(Dataset rows about figures)
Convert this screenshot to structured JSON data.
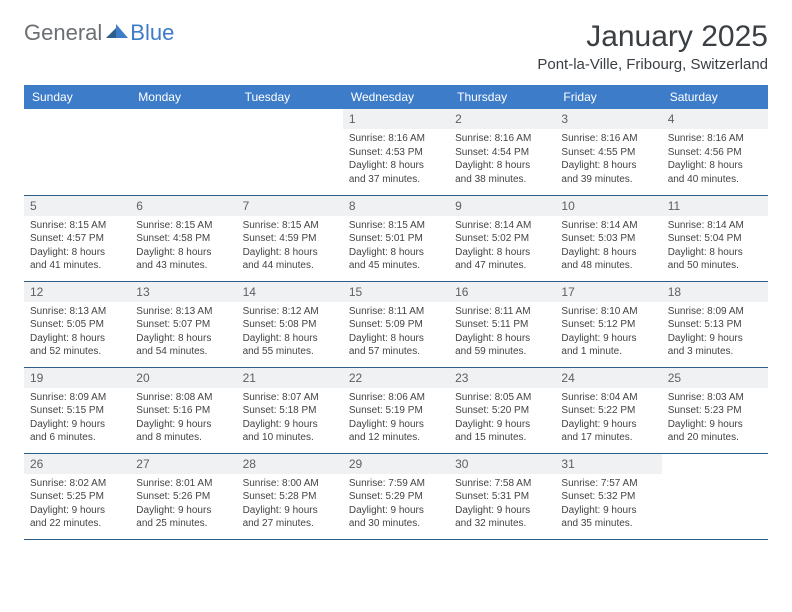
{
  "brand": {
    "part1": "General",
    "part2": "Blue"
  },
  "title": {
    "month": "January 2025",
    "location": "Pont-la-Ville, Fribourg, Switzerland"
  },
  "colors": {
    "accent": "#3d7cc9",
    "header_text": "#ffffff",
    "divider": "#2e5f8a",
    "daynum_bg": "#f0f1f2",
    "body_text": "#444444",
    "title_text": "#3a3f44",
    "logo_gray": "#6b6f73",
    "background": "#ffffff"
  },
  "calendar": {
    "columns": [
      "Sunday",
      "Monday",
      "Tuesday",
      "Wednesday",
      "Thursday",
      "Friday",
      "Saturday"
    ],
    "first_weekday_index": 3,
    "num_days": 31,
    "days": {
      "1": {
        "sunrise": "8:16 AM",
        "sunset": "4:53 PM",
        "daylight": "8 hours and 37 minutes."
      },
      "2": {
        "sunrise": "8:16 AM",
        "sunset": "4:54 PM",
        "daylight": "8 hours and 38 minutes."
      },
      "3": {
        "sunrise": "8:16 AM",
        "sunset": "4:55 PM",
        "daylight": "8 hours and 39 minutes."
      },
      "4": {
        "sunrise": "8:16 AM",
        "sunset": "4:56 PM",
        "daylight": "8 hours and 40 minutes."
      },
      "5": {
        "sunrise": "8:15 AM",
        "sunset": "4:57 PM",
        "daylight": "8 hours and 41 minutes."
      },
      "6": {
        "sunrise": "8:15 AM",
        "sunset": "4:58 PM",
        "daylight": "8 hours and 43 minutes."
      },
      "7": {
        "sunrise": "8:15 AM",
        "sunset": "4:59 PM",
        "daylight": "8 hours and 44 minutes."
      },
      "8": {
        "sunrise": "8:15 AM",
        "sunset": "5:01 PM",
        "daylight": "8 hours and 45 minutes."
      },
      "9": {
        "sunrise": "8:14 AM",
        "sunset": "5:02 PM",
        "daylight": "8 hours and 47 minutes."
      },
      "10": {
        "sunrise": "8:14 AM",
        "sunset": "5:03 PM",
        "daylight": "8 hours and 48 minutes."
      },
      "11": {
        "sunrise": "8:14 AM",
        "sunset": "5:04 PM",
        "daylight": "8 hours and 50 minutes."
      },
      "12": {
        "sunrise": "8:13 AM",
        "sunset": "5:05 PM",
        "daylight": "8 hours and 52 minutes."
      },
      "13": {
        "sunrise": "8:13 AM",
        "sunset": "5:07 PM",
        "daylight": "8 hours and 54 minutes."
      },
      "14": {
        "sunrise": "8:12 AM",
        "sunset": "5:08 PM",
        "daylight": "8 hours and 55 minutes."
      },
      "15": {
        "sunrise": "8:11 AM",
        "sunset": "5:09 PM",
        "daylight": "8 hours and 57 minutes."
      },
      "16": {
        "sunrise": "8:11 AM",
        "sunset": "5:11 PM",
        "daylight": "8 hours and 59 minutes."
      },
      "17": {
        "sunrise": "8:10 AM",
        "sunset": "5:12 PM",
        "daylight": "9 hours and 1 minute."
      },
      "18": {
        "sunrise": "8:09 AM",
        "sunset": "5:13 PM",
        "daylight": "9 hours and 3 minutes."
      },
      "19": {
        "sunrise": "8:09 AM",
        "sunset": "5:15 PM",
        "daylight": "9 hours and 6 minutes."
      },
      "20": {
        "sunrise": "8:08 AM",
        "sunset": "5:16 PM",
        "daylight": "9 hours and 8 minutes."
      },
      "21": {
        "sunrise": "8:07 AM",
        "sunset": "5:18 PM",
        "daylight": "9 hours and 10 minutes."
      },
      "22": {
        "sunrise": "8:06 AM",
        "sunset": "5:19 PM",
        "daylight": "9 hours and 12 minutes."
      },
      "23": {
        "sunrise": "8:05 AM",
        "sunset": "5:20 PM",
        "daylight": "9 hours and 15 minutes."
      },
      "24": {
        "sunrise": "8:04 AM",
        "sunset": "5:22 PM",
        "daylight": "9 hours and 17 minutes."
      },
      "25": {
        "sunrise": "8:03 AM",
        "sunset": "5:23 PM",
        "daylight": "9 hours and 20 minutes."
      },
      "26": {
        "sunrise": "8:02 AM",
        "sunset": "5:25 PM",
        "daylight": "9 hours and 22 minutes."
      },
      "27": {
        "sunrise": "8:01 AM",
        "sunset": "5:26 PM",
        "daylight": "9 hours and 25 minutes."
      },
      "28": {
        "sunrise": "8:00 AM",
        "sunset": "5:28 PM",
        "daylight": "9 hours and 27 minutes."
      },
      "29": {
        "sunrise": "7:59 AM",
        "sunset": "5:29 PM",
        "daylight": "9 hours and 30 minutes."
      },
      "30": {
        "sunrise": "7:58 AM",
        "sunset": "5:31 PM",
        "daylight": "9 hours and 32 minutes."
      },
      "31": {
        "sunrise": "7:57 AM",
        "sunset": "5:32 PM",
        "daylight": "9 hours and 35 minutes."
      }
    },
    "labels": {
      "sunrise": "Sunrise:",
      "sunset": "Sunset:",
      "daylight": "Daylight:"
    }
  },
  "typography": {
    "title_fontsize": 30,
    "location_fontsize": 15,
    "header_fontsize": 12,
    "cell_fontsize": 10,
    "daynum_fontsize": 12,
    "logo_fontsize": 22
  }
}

• WHAT THIS TASK INVOLVES
Quote the material exactly. Pictures stay out.

• SOLVED PROBLEM
Convert this screenshot to structured JSON data.
{
  "brand": {
    "part1": "General",
    "part2": "Blue"
  },
  "title": {
    "month": "January 2025",
    "location": "Pont-la-Ville, Fribourg, Switzerland"
  },
  "colors": {
    "accent": "#3d7cc9",
    "header_text": "#ffffff",
    "divider": "#2e5f8a",
    "daynum_bg": "#f0f1f2",
    "body_text": "#444444",
    "title_text": "#3a3f44",
    "logo_gray": "#6b6f73",
    "background": "#ffffff"
  },
  "calendar": {
    "columns": [
      "Sunday",
      "Monday",
      "Tuesday",
      "Wednesday",
      "Thursday",
      "Friday",
      "Saturday"
    ],
    "first_weekday_index": 3,
    "num_days": 31,
    "days": {
      "1": {
        "sunrise": "8:16 AM",
        "sunset": "4:53 PM",
        "daylight": "8 hours and 37 minutes."
      },
      "2": {
        "sunrise": "8:16 AM",
        "sunset": "4:54 PM",
        "daylight": "8 hours and 38 minutes."
      },
      "3": {
        "sunrise": "8:16 AM",
        "sunset": "4:55 PM",
        "daylight": "8 hours and 39 minutes."
      },
      "4": {
        "sunrise": "8:16 AM",
        "sunset": "4:56 PM",
        "daylight": "8 hours and 40 minutes."
      },
      "5": {
        "sunrise": "8:15 AM",
        "sunset": "4:57 PM",
        "daylight": "8 hours and 41 minutes."
      },
      "6": {
        "sunrise": "8:15 AM",
        "sunset": "4:58 PM",
        "daylight": "8 hours and 43 minutes."
      },
      "7": {
        "sunrise": "8:15 AM",
        "sunset": "4:59 PM",
        "daylight": "8 hours and 44 minutes."
      },
      "8": {
        "sunrise": "8:15 AM",
        "sunset": "5:01 PM",
        "daylight": "8 hours and 45 minutes."
      },
      "9": {
        "sunrise": "8:14 AM",
        "sunset": "5:02 PM",
        "daylight": "8 hours and 47 minutes."
      },
      "10": {
        "sunrise": "8:14 AM",
        "sunset": "5:03 PM",
        "daylight": "8 hours and 48 minutes."
      },
      "11": {
        "sunrise": "8:14 AM",
        "sunset": "5:04 PM",
        "daylight": "8 hours and 50 minutes."
      },
      "12": {
        "sunrise": "8:13 AM",
        "sunset": "5:05 PM",
        "daylight": "8 hours and 52 minutes."
      },
      "13": {
        "sunrise": "8:13 AM",
        "sunset": "5:07 PM",
        "daylight": "8 hours and 54 minutes."
      },
      "14": {
        "sunrise": "8:12 AM",
        "sunset": "5:08 PM",
        "daylight": "8 hours and 55 minutes."
      },
      "15": {
        "sunrise": "8:11 AM",
        "sunset": "5:09 PM",
        "daylight": "8 hours and 57 minutes."
      },
      "16": {
        "sunrise": "8:11 AM",
        "sunset": "5:11 PM",
        "daylight": "8 hours and 59 minutes."
      },
      "17": {
        "sunrise": "8:10 AM",
        "sunset": "5:12 PM",
        "daylight": "9 hours and 1 minute."
      },
      "18": {
        "sunrise": "8:09 AM",
        "sunset": "5:13 PM",
        "daylight": "9 hours and 3 minutes."
      },
      "19": {
        "sunrise": "8:09 AM",
        "sunset": "5:15 PM",
        "daylight": "9 hours and 6 minutes."
      },
      "20": {
        "sunrise": "8:08 AM",
        "sunset": "5:16 PM",
        "daylight": "9 hours and 8 minutes."
      },
      "21": {
        "sunrise": "8:07 AM",
        "sunset": "5:18 PM",
        "daylight": "9 hours and 10 minutes."
      },
      "22": {
        "sunrise": "8:06 AM",
        "sunset": "5:19 PM",
        "daylight": "9 hours and 12 minutes."
      },
      "23": {
        "sunrise": "8:05 AM",
        "sunset": "5:20 PM",
        "daylight": "9 hours and 15 minutes."
      },
      "24": {
        "sunrise": "8:04 AM",
        "sunset": "5:22 PM",
        "daylight": "9 hours and 17 minutes."
      },
      "25": {
        "sunrise": "8:03 AM",
        "sunset": "5:23 PM",
        "daylight": "9 hours and 20 minutes."
      },
      "26": {
        "sunrise": "8:02 AM",
        "sunset": "5:25 PM",
        "daylight": "9 hours and 22 minutes."
      },
      "27": {
        "sunrise": "8:01 AM",
        "sunset": "5:26 PM",
        "daylight": "9 hours and 25 minutes."
      },
      "28": {
        "sunrise": "8:00 AM",
        "sunset": "5:28 PM",
        "daylight": "9 hours and 27 minutes."
      },
      "29": {
        "sunrise": "7:59 AM",
        "sunset": "5:29 PM",
        "daylight": "9 hours and 30 minutes."
      },
      "30": {
        "sunrise": "7:58 AM",
        "sunset": "5:31 PM",
        "daylight": "9 hours and 32 minutes."
      },
      "31": {
        "sunrise": "7:57 AM",
        "sunset": "5:32 PM",
        "daylight": "9 hours and 35 minutes."
      }
    },
    "labels": {
      "sunrise": "Sunrise:",
      "sunset": "Sunset:",
      "daylight": "Daylight:"
    }
  },
  "typography": {
    "title_fontsize": 30,
    "location_fontsize": 15,
    "header_fontsize": 12,
    "cell_fontsize": 10,
    "daynum_fontsize": 12,
    "logo_fontsize": 22
  }
}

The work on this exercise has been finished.